» **ARBEITSAUFTRÄGE**:
(1) Mit welchem Begriff beschreibt der Lesetext die Ästhetik von Wieland Försters Arbeiten?
(2) Gib den Abschnitt des Lesetexts zwischen „Der Bildhauer Wieland“ und „Schönheit fangen lassen.“, beide eingeschlossen, wortgetreu wieder.

» **LESETEXT**:
=====

Die Phantasie lebt, solange der Mensch lebt, der sich wehrt" (Peter Weiss)
Der Bildhauer Wieland Förster - ich habe es von der ersten Begegnung mit seinen Skulpturen empfunden, und er hat es in Gesprächen bestätigt - sieht und erschafft seine plastischen Arbeiten aus der Spannung existentieller Erfahrungen, die sich mit den Totalworten Leben und Tod, Eros und Chaos, Entsetzen und Schönheit fangen lassen.
Und es ist das Bestürzende und zugleich Befreiende, das uns bei ihrem Anblick packt, dass sie diesem großen Anspruch, den er in sie legte und zum Ausdruck bringen konnte, dass sie diesem Entwurf standhalten, ihn in seinen geglücktesten Figurationen erfüllen, also Gestalt werden lassen. Welcher Künstler kann das von seinen Projekten schon sagen?
Ich habe nach einer zutreffenden Definition für die Ästhetik von Försters Arbeiten gesucht und finde sie - in Variation zu "Ästhetik des Widerstands", wie Peter Weiss sie unvergesslich formulierte - in dem mir lebendiger erscheinenden Begriff von einer "Ästhetik des Widerstehens", der mir Wieland Försters Schaffen unmittelbar zu entsprechen scheint. Unter widrigen und günstigen Umständen des eigenen Lebens dem zu widerstehen, was dem Lebensentwurf, dem man glaubt folgen zu müssen, entgegenwirkt, was nicht weniger heißt, als allen Unbilden des Alltäglichen das Bleibende abzuverlangen. Mehr als vierzig Jahre Arbeit, nicht mehr und nicht weniger. Vierzig Jahre Kunst - das Bleibende.

=====

» **INHALT DER DATEN**:

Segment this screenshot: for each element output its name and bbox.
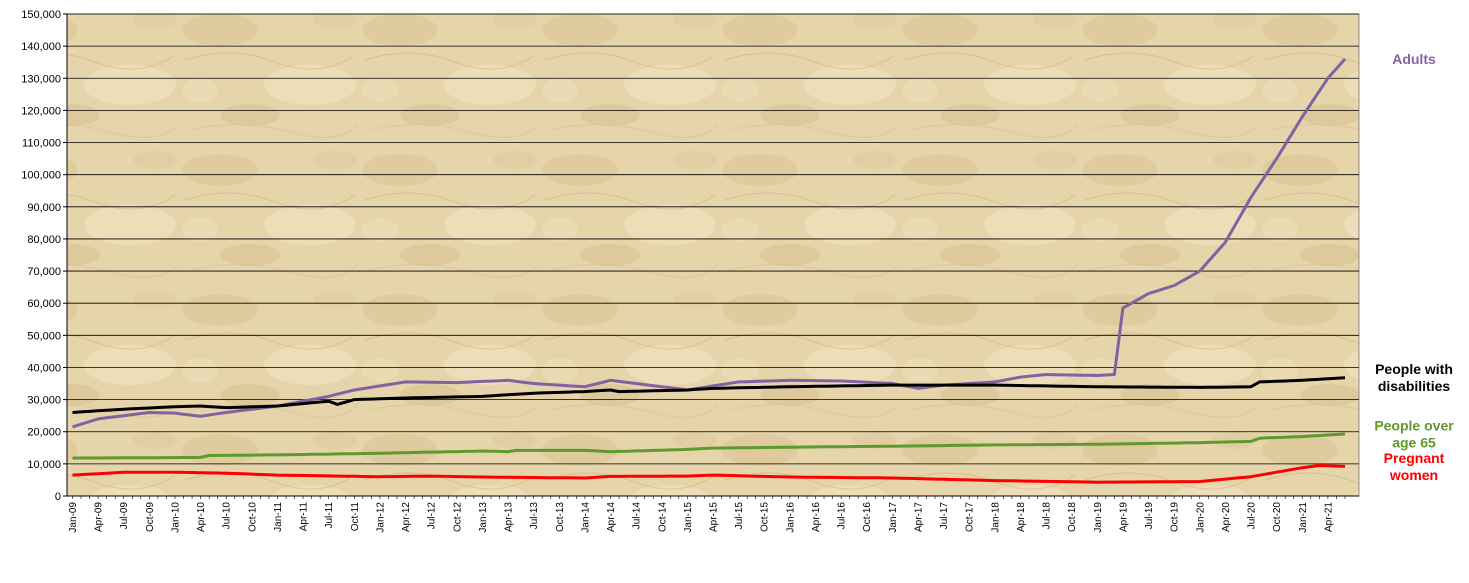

=====

» **ERGEBNISSE DER AUFGABEN**:
(1) Mit dem Begriff „Ästhetik des Widerstehens“.

(2)
Der Bildhauer Wieland Förster - ich habe es von der ersten Begegnung mit seinen Skulpturen empfunden, und er hat es in Gesprächen bestätigt - sieht und erschafft seine plastischen Arbeiten aus der Spannung existentieller Erfahrungen, die sich mit den Totalworten Leben und Tod, Eros und Chaos, Entsetzen und Schönheit fangen lassen.